[Dataset records]
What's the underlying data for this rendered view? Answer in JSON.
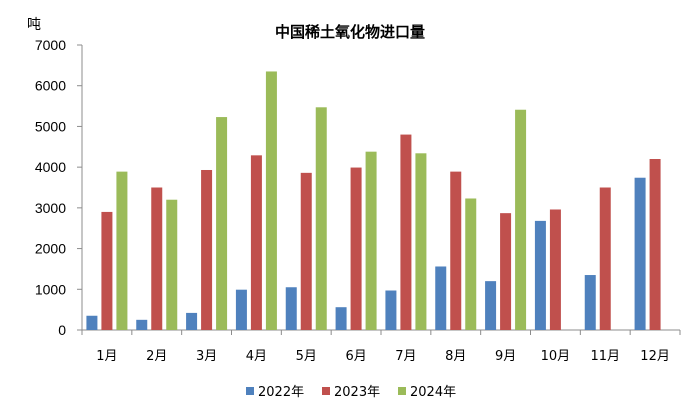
{
  "chart_data": {
    "type": "bar",
    "title": "中国稀土氧化物进口量",
    "ylabel": "吨",
    "xlabel": "",
    "ylim": [
      0,
      7000
    ],
    "yticks": [
      0,
      1000,
      2000,
      3000,
      4000,
      5000,
      6000,
      7000
    ],
    "grid": false,
    "legend_position": "bottom",
    "categories": [
      "1月",
      "2月",
      "3月",
      "4月",
      "5月",
      "6月",
      "7月",
      "8月",
      "9月",
      "10月",
      "11月",
      "12月"
    ],
    "series": [
      {
        "name": "2022年",
        "color": "#4f81bd",
        "values": [
          350,
          250,
          420,
          990,
          1050,
          560,
          970,
          1560,
          1200,
          2680,
          1350,
          3740
        ]
      },
      {
        "name": "2023年",
        "color": "#c0504d",
        "values": [
          2900,
          3500,
          3930,
          4290,
          3860,
          3990,
          4800,
          3890,
          2870,
          2960,
          3500,
          4200
        ]
      },
      {
        "name": "2024年",
        "color": "#9bbb59",
        "values": [
          3890,
          3200,
          5230,
          6350,
          5470,
          4380,
          4340,
          3230,
          5410,
          null,
          null,
          null
        ]
      }
    ]
  }
}
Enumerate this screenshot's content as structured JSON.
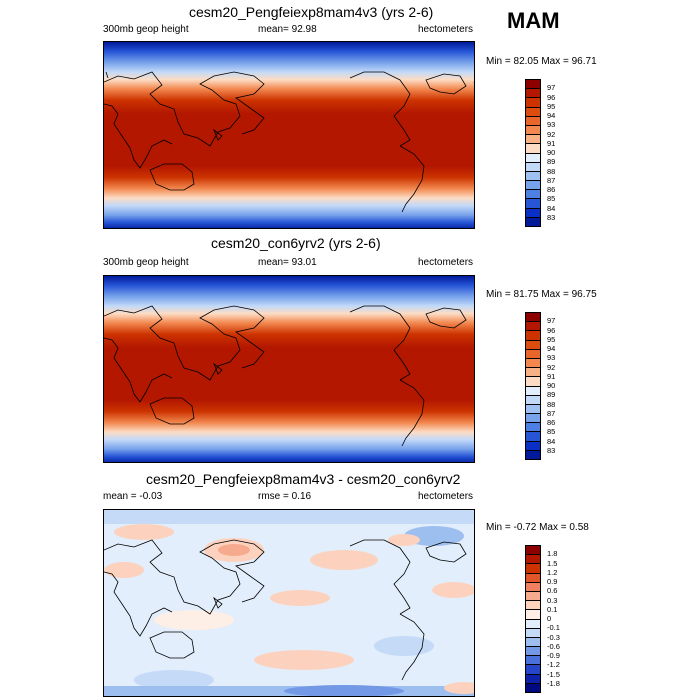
{
  "season": "MAM",
  "units": "hectometers",
  "panels": [
    {
      "title": "cesm20_Pengfeiexp8mam4v3 (yrs 2-6)",
      "left_label": "300mb geop height",
      "center_label": "mean=  92.98",
      "right_label": "hectometers",
      "minmax": "Min =  82.05 Max =  96.71",
      "levels": [
        "97",
        "96",
        "95",
        "94",
        "93",
        "92",
        "91",
        "90",
        "89",
        "88",
        "87",
        "86",
        "85",
        "84",
        "83"
      ],
      "colors": [
        "#8c0000",
        "#b31700",
        "#cc3300",
        "#dd4d10",
        "#e8662c",
        "#f2884f",
        "#f8b085",
        "#fcdcc4",
        "#e3eefc",
        "#c3d9f8",
        "#9fc1f2",
        "#78a3eb",
        "#4d80e2",
        "#2655d6",
        "#0a2fc4",
        "#001a9a"
      ]
    },
    {
      "title": "cesm20_con6yrv2 (yrs 2-6)",
      "left_label": "300mb geop height",
      "center_label": "mean=  93.01",
      "right_label": "hectometers",
      "minmax": "Min =  81.75 Max =  96.75",
      "levels": [
        "97",
        "96",
        "95",
        "94",
        "93",
        "92",
        "91",
        "90",
        "89",
        "88",
        "87",
        "86",
        "85",
        "84",
        "83"
      ],
      "colors": [
        "#8c0000",
        "#b31700",
        "#cc3300",
        "#dd4d10",
        "#e8662c",
        "#f2884f",
        "#f8b085",
        "#fcdcc4",
        "#e3eefc",
        "#c3d9f8",
        "#9fc1f2",
        "#78a3eb",
        "#4d80e2",
        "#2655d6",
        "#0a2fc4",
        "#001a9a"
      ]
    },
    {
      "title": "cesm20_Pengfeiexp8mam4v3 - cesm20_con6yrv2",
      "left_label": "mean =  -0.03",
      "center_label": "rmse =   0.16",
      "right_label": "hectometers",
      "minmax": "Min =  -0.72 Max =    0.58",
      "levels": [
        "1.8",
        "1.5",
        "1.2",
        "0.9",
        "0.6",
        "0.3",
        "0.1",
        "0",
        "-0.1",
        "-0.3",
        "-0.6",
        "-0.9",
        "-1.2",
        "-1.5",
        "-1.8"
      ],
      "colors": [
        "#8c0000",
        "#b31700",
        "#cc3300",
        "#e0552a",
        "#ef8060",
        "#f6aa8e",
        "#fcd2bf",
        "#fdeee6",
        "#e2eefb",
        "#c4daf6",
        "#9dbff0",
        "#7398e6",
        "#4a70dc",
        "#2645c8",
        "#0d22a8",
        "#000a80"
      ]
    }
  ]
}
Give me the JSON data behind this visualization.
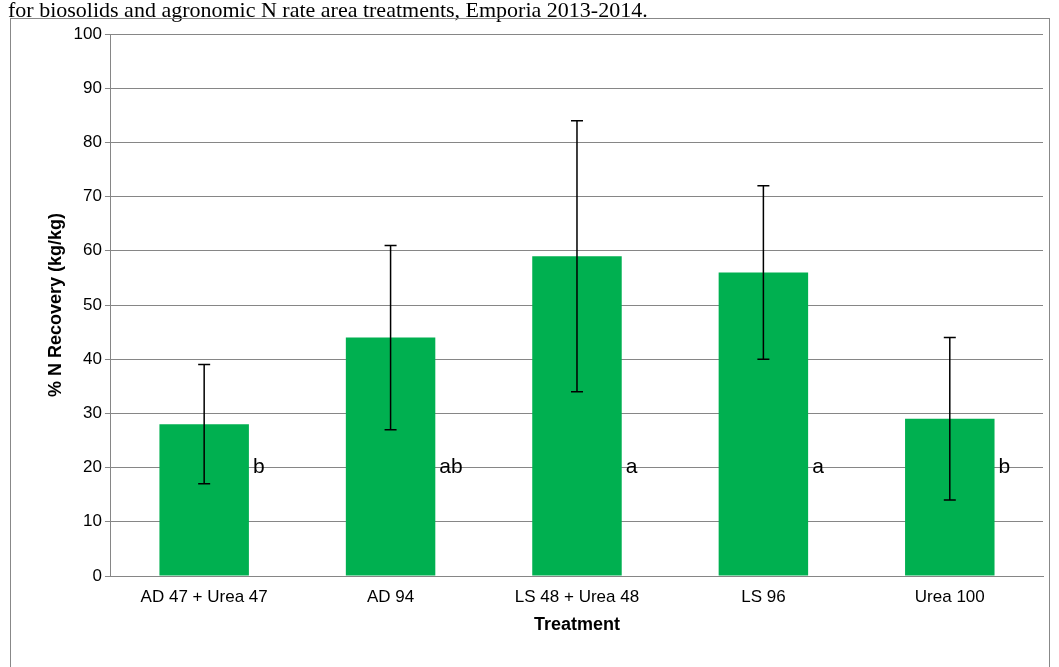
{
  "chart_data": {
    "type": "bar",
    "title": "for biosolids and agronomic N rate area treatments, Emporia 2013-2014.",
    "xlabel": "Treatment",
    "ylabel": "% N Recovery (kg/kg)",
    "categories": [
      "AD 47 + Urea 47",
      "AD 94",
      "LS 48 + Urea 48",
      "LS 96",
      "Urea 100"
    ],
    "values": [
      28,
      44,
      59,
      56,
      29
    ],
    "color": "#00b050",
    "errors": [
      [
        17,
        39
      ],
      [
        27,
        61
      ],
      [
        34,
        84
      ],
      [
        40,
        72
      ],
      [
        14,
        44
      ]
    ],
    "ylim": [
      0,
      100
    ],
    "yticks": [
      0,
      10,
      20,
      30,
      40,
      50,
      60,
      70,
      80,
      90,
      100
    ],
    "grid": "y",
    "legend": false,
    "annotations": [
      "b",
      "ab",
      "a",
      "a",
      "b"
    ]
  }
}
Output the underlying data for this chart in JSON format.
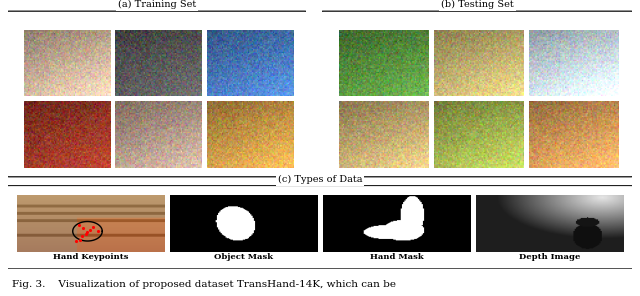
{
  "fig_width": 6.4,
  "fig_height": 2.96,
  "dpi": 100,
  "background_color": "#ffffff",
  "panel_a_title": "(a) Training Set",
  "panel_b_title": "(b) Testing Set",
  "panel_c_title": "(c) Types of Data",
  "panel_c_labels": [
    "Hand Keypoints",
    "Object Mask",
    "Hand Mask",
    "Depth Image"
  ],
  "caption": "Fig. 3.    Visualization of proposed dataset TransHand-14K, which can be",
  "label_fontsize": 6.0,
  "title_fontsize": 7.0,
  "caption_fontsize": 7.5,
  "train_colors": [
    [
      "#d8c0a0",
      "#606060",
      "#5090c0"
    ],
    [
      "#a04030",
      "#c0a090",
      "#d0a060"
    ]
  ],
  "test_colors": [
    [
      "#609040",
      "#c0b080",
      "#d0e0e8"
    ],
    [
      "#c0a880",
      "#b0c080",
      "#d0a870"
    ]
  ]
}
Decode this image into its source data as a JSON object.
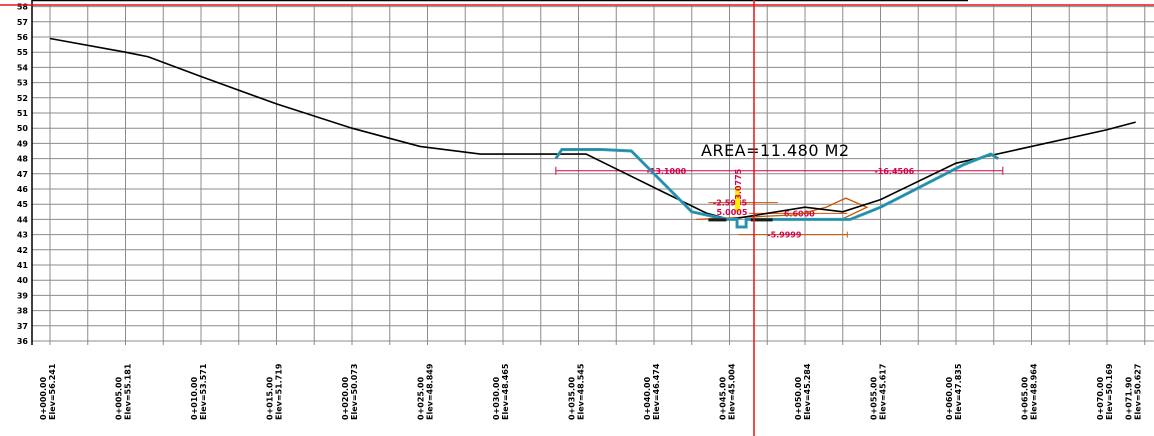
{
  "chart_data": {
    "type": "line",
    "title": "",
    "xlabel": "",
    "ylabel": "",
    "ylim": [
      36,
      58
    ],
    "xlim": [
      0,
      71.9
    ],
    "grid": true,
    "y_ticks": [
      "58",
      "57",
      "56",
      "55",
      "54",
      "53",
      "52",
      "51",
      "50",
      "49",
      "48",
      "47",
      "46",
      "45",
      "44",
      "43",
      "42",
      "41",
      "40",
      "39",
      "38",
      "37",
      "36"
    ],
    "stations": [
      {
        "sta": "0+000.00",
        "elev": "Elev=56.241"
      },
      {
        "sta": "0+005.00",
        "elev": "Elev=55.181"
      },
      {
        "sta": "0+010.00",
        "elev": "Elev=53.571"
      },
      {
        "sta": "0+015.00",
        "elev": "Elev=51.719"
      },
      {
        "sta": "0+020.00",
        "elev": "Elev=50.073"
      },
      {
        "sta": "0+025.00",
        "elev": "Elev=48.849"
      },
      {
        "sta": "0+030.00",
        "elev": "Elev=48.465"
      },
      {
        "sta": "0+035.00",
        "elev": "Elev=48.545"
      },
      {
        "sta": "0+040.00",
        "elev": "Elev=46.474"
      },
      {
        "sta": "0+045.00",
        "elev": "Elev=45.004"
      },
      {
        "sta": "0+050.00",
        "elev": "Elev=45.284"
      },
      {
        "sta": "0+055.00",
        "elev": "Elev=45.617"
      },
      {
        "sta": "0+060.00",
        "elev": "Elev=47.835"
      },
      {
        "sta": "0+065.00",
        "elev": "Elev=48.964"
      },
      {
        "sta": "0+070.00",
        "elev": "Elev=50.169"
      },
      {
        "sta": "0+071.90",
        "elev": "Elev=50.627"
      }
    ],
    "series": [
      {
        "name": "",
        "x": [
          0,
          5,
          6.5,
          10,
          15,
          20,
          24.5,
          28.5,
          35.5,
          40,
          43.5,
          45,
          50,
          52.5,
          55,
          60,
          65,
          70,
          71.9
        ],
        "y": [
          55.9,
          55.0,
          54.7,
          53.4,
          51.6,
          50.0,
          48.8,
          48.3,
          48.3,
          46.1,
          44.4,
          44.0,
          44.8,
          44.5,
          45.3,
          47.7,
          48.8,
          49.9,
          50.4
        ]
      },
      {
        "name": "",
        "x": [
          33.5,
          33.9,
          34.2,
          36.5,
          38.5,
          42.5,
          44.8,
          45.5,
          45.5,
          46.1,
          46.1,
          53.0,
          55.0,
          60.5,
          62.3,
          62.8
        ],
        "y": [
          48.0,
          48.6,
          48.6,
          48.6,
          48.5,
          44.5,
          44.0,
          44.0,
          43.5,
          43.5,
          44.0,
          44.0,
          44.8,
          47.6,
          48.3,
          48.0
        ]
      },
      {
        "name": "",
        "x": [
          42.8,
          49.4,
          51.4,
          52.7,
          54.1,
          52.4
        ],
        "y": [
          44.0,
          44.3,
          44.8,
          45.4,
          44.8,
          44.0
        ]
      }
    ],
    "annotations": {
      "area": "AREA=11.480  M2",
      "dims": [
        "-13.1000",
        "-16.4506",
        "-2.5985",
        "6.6000",
        "-5.9999",
        "5.0005",
        "3.0775"
      ]
    },
    "colors": {
      "grid": "#8c8c8c",
      "ground": "#000000",
      "design": "#2aa3a3",
      "design_inner": "#2d6fd0",
      "dimension": "#d4004c",
      "orange": "#cc5500",
      "cursor": "#e8121a",
      "highlight": "#ffee00"
    }
  }
}
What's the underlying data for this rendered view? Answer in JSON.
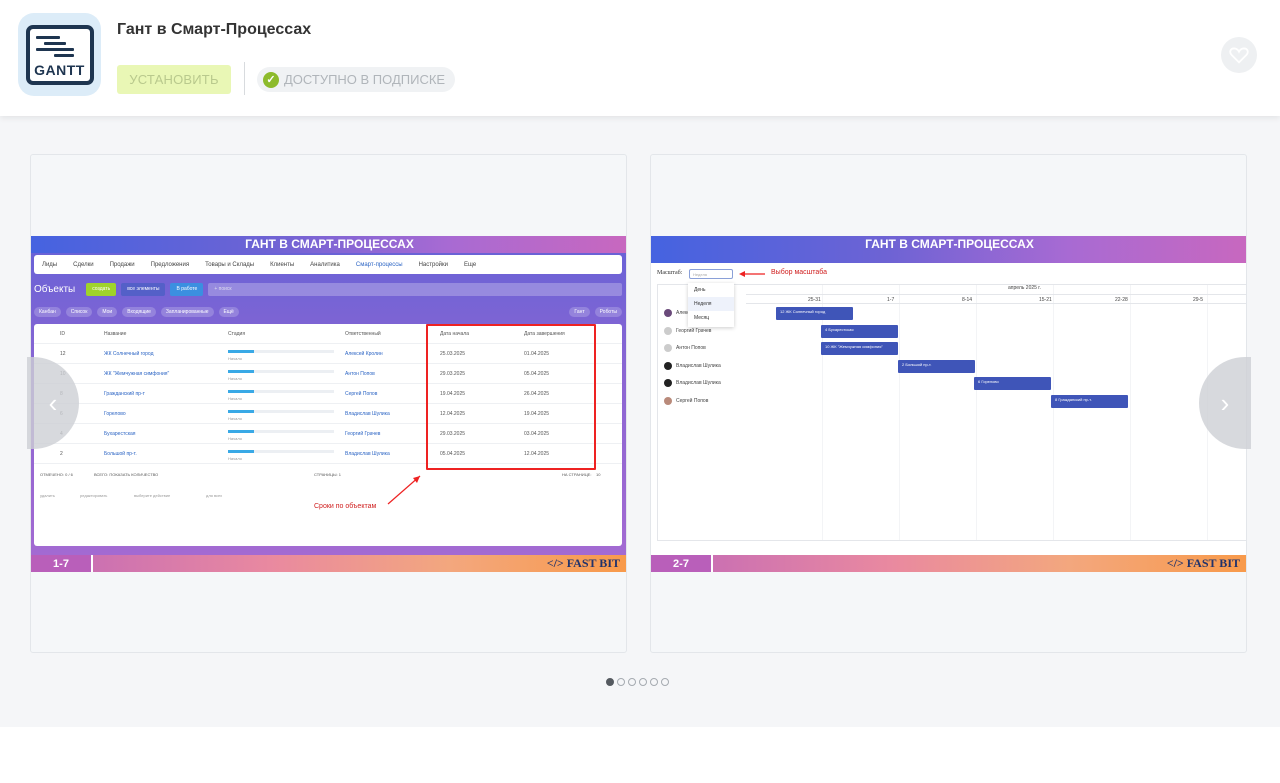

* **Your goal**:
Provide solely the number of lines in the data that include the word "this".

* **Finished answer**:
6